[Dataset items]
= = =
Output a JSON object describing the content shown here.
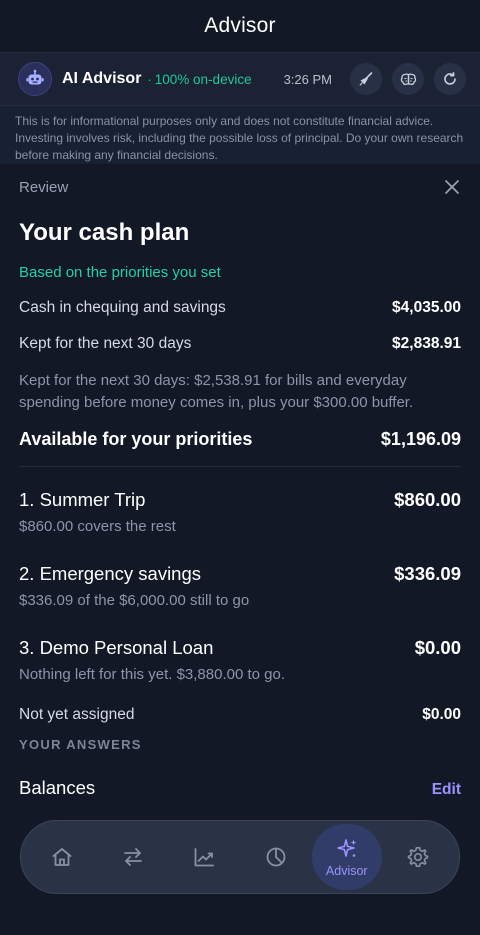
{
  "header": {
    "title": "Advisor"
  },
  "advisor": {
    "name": "AI Advisor",
    "separator": "·",
    "status": "100% on-device",
    "time": "3:26 PM",
    "actions": [
      "broom-icon",
      "brain-icon",
      "refresh-icon"
    ]
  },
  "disclaimer": "This is for informational purposes only and does not constitute financial advice. Investing involves risk, including the possible loss of principal. Do your own research before making any financial decisions.",
  "review": {
    "label": "Review"
  },
  "plan": {
    "title": "Your cash plan",
    "note": "Based on the priorities you set",
    "cash_label": "Cash in chequing and savings",
    "cash_value": "$4,035.00",
    "kept_label": "Kept for the next 30 days",
    "kept_value": "$2,838.91",
    "explain": "Kept for the next 30 days: $2,538.91 for bills and everyday spending before money comes in, plus your $300.00 buffer.",
    "available_label": "Available for your priorities",
    "available_value": "$1,196.09"
  },
  "priorities": [
    {
      "name": "1. Summer Trip",
      "amount": "$860.00",
      "sub": "$860.00 covers the rest"
    },
    {
      "name": "2. Emergency savings",
      "amount": "$336.09",
      "sub": "$336.09 of the $6,000.00 still to go"
    },
    {
      "name": "3. Demo Personal Loan",
      "amount": "$0.00",
      "sub": "Nothing left for this yet. $3,880.00 to go."
    }
  ],
  "unassigned": {
    "label": "Not yet assigned",
    "value": "$0.00"
  },
  "answers": {
    "heading": "YOUR ANSWERS",
    "balances_title": "Balances",
    "edit_label": "Edit"
  },
  "tabbar": {
    "tabs": [
      {
        "icon": "home-icon"
      },
      {
        "icon": "transfer-icon"
      },
      {
        "icon": "chart-line-icon"
      },
      {
        "icon": "pie-chart-icon"
      },
      {
        "icon": "sparkle-icon",
        "label": "Advisor",
        "active": true
      },
      {
        "icon": "gear-icon"
      }
    ]
  },
  "colors": {
    "background": "#121826",
    "accent_green": "#22c79a",
    "accent_purple": "#9b93ff"
  }
}
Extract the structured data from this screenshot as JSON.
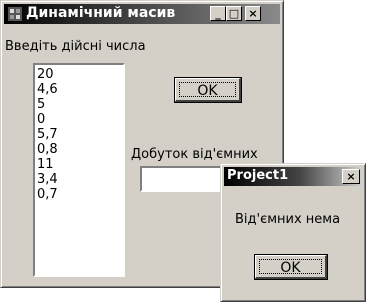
{
  "main_window": {
    "title": "Динамічний масив",
    "buttons": {
      "minimize": "_",
      "maximize": "□",
      "close": "×"
    },
    "prompt_label": "Введіть дійсні числа",
    "list_items": [
      "20",
      "4,6",
      "5",
      "0",
      "5,7",
      "0,8",
      "11",
      "3,4",
      "0,7"
    ],
    "ok_label": "OK",
    "product_label": "Добуток від'ємних",
    "result_value": ""
  },
  "dialog": {
    "title": "Project1",
    "close_label": "×",
    "message": "Від'ємних нема",
    "ok_label": "OK"
  }
}
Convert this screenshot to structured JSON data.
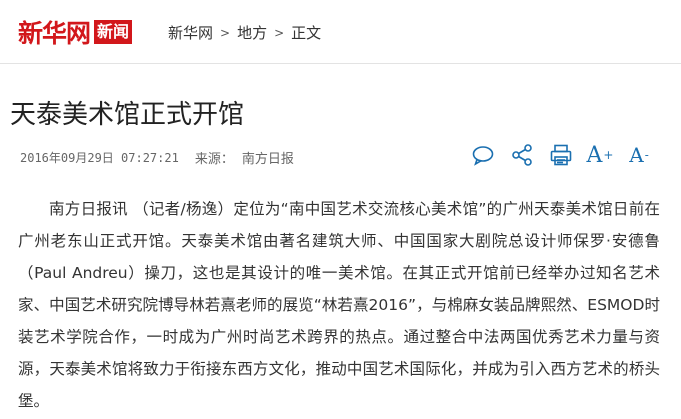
{
  "logo": {
    "main": "新华网",
    "box": "新闻"
  },
  "breadcrumb": {
    "items": [
      "新华网",
      "地方",
      "正文"
    ],
    "separator": ">"
  },
  "article": {
    "title": "天泰美术馆正式开馆",
    "datetime": "2016年09月29日 07:27:21",
    "source_label": "来源：",
    "source": "南方日报",
    "body": "南方日报讯 （记者/杨逸）定位为“南中国艺术交流核心美术馆”的广州天泰美术馆日前在广州老东山正式开馆。天泰美术馆由著名建筑大师、中国国家大剧院总设计师保罗·安德鲁（Paul Andreu）操刀，这也是其设计的唯一美术馆。在其正式开馆前已经举办过知名艺术家、中国艺术研究院博导林若熹老师的展览“林若熹2016”，与棉麻女装品牌熙然、ESMOD时装艺术学院合作，一时成为广州时尚艺术跨界的热点。通过整合中法两国优秀艺术力量与资源，天泰美术馆将致力于衔接东西方文化，推动中国艺术国际化，并成为引入西方艺术的桥头堡。"
  },
  "tools": {
    "icons": [
      "comment-icon",
      "share-icon",
      "print-icon",
      "font-increase-icon",
      "font-decrease-icon"
    ],
    "font_big": "A",
    "font_big_sup": "+",
    "font_small": "A",
    "font_small_sup": "-"
  },
  "colors": {
    "brand_red": "#d2171b",
    "tool_blue": "#1a6fb0"
  }
}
= = =
- [Do this]: Reproduce each line word for word and drop the pictures.

- [Complete response]:
Output a JSON object describing the content shown here.
{
  "header": {
    "title": "Advisor"
  },
  "advisor": {
    "name": "AI Advisor",
    "separator": "·",
    "status": "100% on-device",
    "time": "3:26 PM",
    "actions": [
      "broom-icon",
      "brain-icon",
      "refresh-icon"
    ]
  },
  "disclaimer": "This is for informational purposes only and does not constitute financial advice. Investing involves risk, including the possible loss of principal. Do your own research before making any financial decisions.",
  "review": {
    "label": "Review"
  },
  "plan": {
    "title": "Your cash plan",
    "note": "Based on the priorities you set",
    "cash_label": "Cash in chequing and savings",
    "cash_value": "$4,035.00",
    "kept_label": "Kept for the next 30 days",
    "kept_value": "$2,838.91",
    "explain": "Kept for the next 30 days: $2,538.91 for bills and everyday spending before money comes in, plus your $300.00 buffer.",
    "available_label": "Available for your priorities",
    "available_value": "$1,196.09"
  },
  "priorities": [
    {
      "name": "1. Summer Trip",
      "amount": "$860.00",
      "sub": "$860.00 covers the rest"
    },
    {
      "name": "2. Emergency savings",
      "amount": "$336.09",
      "sub": "$336.09 of the $6,000.00 still to go"
    },
    {
      "name": "3. Demo Personal Loan",
      "amount": "$0.00",
      "sub": "Nothing left for this yet. $3,880.00 to go."
    }
  ],
  "unassigned": {
    "label": "Not yet assigned",
    "value": "$0.00"
  },
  "answers": {
    "heading": "YOUR ANSWERS",
    "balances_title": "Balances",
    "edit_label": "Edit"
  },
  "tabbar": {
    "tabs": [
      {
        "icon": "home-icon"
      },
      {
        "icon": "transfer-icon"
      },
      {
        "icon": "chart-line-icon"
      },
      {
        "icon": "pie-chart-icon"
      },
      {
        "icon": "sparkle-icon",
        "label": "Advisor",
        "active": true
      },
      {
        "icon": "gear-icon"
      }
    ]
  },
  "colors": {
    "background": "#121826",
    "accent_green": "#22c79a",
    "accent_purple": "#9b93ff"
  }
}
Extract the structured data from this screenshot as JSON.
{
  "main_window": {
    "title": "Динамічний масив",
    "buttons": {
      "minimize": "_",
      "maximize": "□",
      "close": "×"
    },
    "prompt_label": "Введіть дійсні числа",
    "list_items": [
      "20",
      "4,6",
      "5",
      "0",
      "5,7",
      "0,8",
      "11",
      "3,4",
      "0,7"
    ],
    "ok_label": "OK",
    "product_label": "Добуток від'ємних",
    "result_value": ""
  },
  "dialog": {
    "title": "Project1",
    "close_label": "×",
    "message": "Від'ємних нема",
    "ok_label": "OK"
  }
}
Convert this screenshot to structured JSON data.
{
  "logo": {
    "main": "新华网",
    "box": "新闻"
  },
  "breadcrumb": {
    "items": [
      "新华网",
      "地方",
      "正文"
    ],
    "separator": ">"
  },
  "article": {
    "title": "天泰美术馆正式开馆",
    "datetime": "2016年09月29日 07:27:21",
    "source_label": "来源：",
    "source": "南方日报",
    "body": "南方日报讯 （记者/杨逸）定位为“南中国艺术交流核心美术馆”的广州天泰美术馆日前在广州老东山正式开馆。天泰美术馆由著名建筑大师、中国国家大剧院总设计师保罗·安德鲁（Paul Andreu）操刀，这也是其设计的唯一美术馆。在其正式开馆前已经举办过知名艺术家、中国艺术研究院博导林若熹老师的展览“林若熹2016”，与棉麻女装品牌熙然、ESMOD时装艺术学院合作，一时成为广州时尚艺术跨界的热点。通过整合中法两国优秀艺术力量与资源，天泰美术馆将致力于衔接东西方文化，推动中国艺术国际化，并成为引入西方艺术的桥头堡。"
  },
  "tools": {
    "icons": [
      "comment-icon",
      "share-icon",
      "print-icon",
      "font-increase-icon",
      "font-decrease-icon"
    ],
    "font_big": "A",
    "font_big_sup": "+",
    "font_small": "A",
    "font_small_sup": "-"
  },
  "colors": {
    "brand_red": "#d2171b",
    "tool_blue": "#1a6fb0"
  }
}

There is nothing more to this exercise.